Instructions for the task: Check every line of the data below for the string "name", and copy the ones that hold it.

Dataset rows

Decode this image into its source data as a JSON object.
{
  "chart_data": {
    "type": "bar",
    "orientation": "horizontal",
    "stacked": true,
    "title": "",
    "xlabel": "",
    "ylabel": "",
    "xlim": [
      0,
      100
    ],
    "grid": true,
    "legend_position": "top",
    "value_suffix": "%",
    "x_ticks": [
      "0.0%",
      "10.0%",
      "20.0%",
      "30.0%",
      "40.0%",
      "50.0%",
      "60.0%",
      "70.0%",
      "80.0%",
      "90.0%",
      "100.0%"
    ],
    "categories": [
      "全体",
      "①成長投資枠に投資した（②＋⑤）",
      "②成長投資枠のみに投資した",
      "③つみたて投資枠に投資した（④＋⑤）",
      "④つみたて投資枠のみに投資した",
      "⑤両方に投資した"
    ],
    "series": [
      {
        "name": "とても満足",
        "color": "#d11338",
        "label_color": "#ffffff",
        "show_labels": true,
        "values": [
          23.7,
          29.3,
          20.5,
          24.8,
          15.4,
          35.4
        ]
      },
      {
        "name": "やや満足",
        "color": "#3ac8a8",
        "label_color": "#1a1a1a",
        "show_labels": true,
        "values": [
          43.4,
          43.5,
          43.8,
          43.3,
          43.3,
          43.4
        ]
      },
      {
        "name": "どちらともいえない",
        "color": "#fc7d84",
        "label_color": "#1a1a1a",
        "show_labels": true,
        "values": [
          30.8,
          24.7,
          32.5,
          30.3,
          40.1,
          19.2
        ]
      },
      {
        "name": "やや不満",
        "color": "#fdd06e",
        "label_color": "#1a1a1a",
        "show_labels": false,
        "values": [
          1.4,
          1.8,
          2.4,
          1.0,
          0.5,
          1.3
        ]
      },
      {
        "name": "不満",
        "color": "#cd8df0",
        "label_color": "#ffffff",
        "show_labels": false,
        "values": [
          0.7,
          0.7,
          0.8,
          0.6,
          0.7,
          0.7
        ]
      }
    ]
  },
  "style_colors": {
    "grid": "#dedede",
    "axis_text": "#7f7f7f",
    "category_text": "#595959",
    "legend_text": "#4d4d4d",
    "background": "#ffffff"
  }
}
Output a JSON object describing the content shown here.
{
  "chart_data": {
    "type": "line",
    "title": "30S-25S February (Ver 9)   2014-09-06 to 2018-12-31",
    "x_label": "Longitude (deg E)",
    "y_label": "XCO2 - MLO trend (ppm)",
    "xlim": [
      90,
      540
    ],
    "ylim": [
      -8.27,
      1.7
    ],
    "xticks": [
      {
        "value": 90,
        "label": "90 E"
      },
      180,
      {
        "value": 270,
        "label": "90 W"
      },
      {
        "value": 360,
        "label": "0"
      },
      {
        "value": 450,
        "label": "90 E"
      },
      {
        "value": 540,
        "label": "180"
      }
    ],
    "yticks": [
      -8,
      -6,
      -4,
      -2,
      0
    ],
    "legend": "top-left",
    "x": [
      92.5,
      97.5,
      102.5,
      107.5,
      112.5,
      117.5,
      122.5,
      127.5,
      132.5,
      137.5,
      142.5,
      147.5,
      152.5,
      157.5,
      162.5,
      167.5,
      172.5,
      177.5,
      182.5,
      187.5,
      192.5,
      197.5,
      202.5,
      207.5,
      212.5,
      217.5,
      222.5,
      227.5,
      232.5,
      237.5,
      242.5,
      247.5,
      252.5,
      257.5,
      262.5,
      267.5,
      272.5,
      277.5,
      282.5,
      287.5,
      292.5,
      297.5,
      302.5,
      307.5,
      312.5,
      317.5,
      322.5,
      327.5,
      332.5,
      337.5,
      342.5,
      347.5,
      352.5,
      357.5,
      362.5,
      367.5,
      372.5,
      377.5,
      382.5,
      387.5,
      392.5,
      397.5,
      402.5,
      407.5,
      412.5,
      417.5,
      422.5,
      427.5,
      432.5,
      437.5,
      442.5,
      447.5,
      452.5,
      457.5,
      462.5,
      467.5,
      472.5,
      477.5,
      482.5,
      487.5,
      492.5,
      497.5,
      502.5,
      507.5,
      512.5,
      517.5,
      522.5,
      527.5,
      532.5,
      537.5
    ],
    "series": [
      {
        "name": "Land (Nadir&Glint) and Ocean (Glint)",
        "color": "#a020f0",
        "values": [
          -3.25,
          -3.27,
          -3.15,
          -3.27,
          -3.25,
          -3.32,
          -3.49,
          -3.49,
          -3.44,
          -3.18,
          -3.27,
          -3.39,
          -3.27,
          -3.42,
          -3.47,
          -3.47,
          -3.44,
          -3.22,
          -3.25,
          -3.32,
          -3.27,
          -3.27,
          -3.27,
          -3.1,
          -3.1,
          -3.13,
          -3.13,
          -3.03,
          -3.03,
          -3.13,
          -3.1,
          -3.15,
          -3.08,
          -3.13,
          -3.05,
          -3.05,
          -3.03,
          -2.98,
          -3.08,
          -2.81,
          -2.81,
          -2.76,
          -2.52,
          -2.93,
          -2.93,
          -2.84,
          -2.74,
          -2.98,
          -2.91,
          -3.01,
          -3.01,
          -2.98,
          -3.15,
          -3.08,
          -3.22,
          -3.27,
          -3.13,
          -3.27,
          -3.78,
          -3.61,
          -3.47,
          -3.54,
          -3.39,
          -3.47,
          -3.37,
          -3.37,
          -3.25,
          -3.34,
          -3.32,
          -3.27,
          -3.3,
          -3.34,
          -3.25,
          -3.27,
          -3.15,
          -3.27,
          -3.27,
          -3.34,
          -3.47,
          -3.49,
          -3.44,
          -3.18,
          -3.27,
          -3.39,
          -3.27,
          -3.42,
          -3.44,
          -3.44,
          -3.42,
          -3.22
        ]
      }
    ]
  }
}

--

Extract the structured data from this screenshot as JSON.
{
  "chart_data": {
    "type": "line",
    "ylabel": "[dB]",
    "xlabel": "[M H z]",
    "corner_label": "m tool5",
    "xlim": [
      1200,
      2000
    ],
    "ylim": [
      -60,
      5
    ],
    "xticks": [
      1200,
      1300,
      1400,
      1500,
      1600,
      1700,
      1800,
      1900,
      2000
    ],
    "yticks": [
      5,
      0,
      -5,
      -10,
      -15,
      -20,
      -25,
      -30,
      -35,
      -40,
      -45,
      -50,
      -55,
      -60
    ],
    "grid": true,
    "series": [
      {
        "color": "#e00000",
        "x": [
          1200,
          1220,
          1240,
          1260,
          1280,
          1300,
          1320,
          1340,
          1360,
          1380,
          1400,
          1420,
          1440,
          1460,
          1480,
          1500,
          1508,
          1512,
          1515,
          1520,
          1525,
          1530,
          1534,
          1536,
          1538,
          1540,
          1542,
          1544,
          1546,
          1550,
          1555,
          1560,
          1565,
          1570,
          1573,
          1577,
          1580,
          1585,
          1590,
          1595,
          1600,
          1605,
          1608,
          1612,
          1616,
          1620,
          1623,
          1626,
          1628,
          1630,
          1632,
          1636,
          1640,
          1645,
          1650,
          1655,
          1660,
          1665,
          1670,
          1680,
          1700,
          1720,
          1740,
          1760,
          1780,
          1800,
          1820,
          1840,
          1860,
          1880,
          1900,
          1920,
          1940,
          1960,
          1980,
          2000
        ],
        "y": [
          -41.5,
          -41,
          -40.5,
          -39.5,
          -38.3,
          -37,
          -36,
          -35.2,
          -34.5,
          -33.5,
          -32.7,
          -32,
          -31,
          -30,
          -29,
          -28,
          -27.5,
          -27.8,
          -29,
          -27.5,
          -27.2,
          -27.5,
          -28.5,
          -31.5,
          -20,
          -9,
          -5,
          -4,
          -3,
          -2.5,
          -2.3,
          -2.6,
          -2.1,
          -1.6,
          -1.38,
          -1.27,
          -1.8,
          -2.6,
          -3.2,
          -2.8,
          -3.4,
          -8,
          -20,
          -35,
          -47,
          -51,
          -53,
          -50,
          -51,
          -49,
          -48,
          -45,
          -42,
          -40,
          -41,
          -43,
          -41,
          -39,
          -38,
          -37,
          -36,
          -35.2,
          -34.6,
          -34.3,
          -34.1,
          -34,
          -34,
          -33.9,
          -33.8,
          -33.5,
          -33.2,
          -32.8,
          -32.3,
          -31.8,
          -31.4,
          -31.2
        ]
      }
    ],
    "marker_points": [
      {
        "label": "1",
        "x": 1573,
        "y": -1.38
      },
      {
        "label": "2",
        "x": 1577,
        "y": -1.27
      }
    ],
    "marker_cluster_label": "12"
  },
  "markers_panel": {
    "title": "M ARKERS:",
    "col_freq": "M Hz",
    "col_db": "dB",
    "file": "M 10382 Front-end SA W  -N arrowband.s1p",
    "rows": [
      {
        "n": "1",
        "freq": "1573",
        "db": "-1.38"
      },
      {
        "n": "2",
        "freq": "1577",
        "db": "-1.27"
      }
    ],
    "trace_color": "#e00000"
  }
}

--

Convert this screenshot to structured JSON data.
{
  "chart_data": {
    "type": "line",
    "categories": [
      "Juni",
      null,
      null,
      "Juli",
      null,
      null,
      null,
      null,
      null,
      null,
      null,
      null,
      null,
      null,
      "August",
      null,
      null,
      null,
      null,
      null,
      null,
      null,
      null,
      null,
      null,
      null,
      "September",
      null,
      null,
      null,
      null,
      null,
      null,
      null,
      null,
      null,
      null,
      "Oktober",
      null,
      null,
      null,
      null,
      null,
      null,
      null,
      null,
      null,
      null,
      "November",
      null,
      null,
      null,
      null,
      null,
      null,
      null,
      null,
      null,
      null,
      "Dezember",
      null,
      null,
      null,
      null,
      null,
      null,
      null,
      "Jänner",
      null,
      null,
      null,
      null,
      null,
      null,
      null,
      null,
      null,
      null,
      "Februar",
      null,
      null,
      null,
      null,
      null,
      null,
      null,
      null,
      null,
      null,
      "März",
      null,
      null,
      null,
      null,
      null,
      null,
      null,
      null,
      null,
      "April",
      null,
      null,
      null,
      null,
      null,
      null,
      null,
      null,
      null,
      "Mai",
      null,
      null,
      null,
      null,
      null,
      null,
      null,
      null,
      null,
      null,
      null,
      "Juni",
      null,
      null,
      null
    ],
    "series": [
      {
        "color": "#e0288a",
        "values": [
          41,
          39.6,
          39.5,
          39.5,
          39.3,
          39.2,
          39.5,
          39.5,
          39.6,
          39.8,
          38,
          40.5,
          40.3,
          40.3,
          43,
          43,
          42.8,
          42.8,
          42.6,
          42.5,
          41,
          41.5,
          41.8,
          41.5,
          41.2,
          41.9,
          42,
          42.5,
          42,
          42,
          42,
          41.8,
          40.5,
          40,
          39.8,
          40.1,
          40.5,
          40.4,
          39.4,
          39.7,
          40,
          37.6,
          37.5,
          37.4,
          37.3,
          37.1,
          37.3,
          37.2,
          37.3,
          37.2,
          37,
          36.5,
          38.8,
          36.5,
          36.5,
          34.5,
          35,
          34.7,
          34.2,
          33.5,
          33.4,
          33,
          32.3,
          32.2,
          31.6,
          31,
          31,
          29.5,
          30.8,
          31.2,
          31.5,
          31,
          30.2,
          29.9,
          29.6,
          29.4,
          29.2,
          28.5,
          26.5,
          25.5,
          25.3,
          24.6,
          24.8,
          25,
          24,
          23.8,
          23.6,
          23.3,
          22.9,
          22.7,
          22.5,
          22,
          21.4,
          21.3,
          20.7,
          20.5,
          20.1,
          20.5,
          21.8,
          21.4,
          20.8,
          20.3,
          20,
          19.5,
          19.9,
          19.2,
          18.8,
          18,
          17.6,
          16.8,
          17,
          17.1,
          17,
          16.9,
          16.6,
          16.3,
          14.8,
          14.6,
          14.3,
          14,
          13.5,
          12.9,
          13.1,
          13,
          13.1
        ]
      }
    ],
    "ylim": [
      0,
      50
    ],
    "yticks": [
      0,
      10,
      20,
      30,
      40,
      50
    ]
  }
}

Reply:
        "name": "とても満足",
        "name": "やや満足",
        "name": "どちらともいえない",
        "name": "やや不満",
        "name": "不満",
        "name": "Land (Nadir&Glint) and Ocean (Glint)",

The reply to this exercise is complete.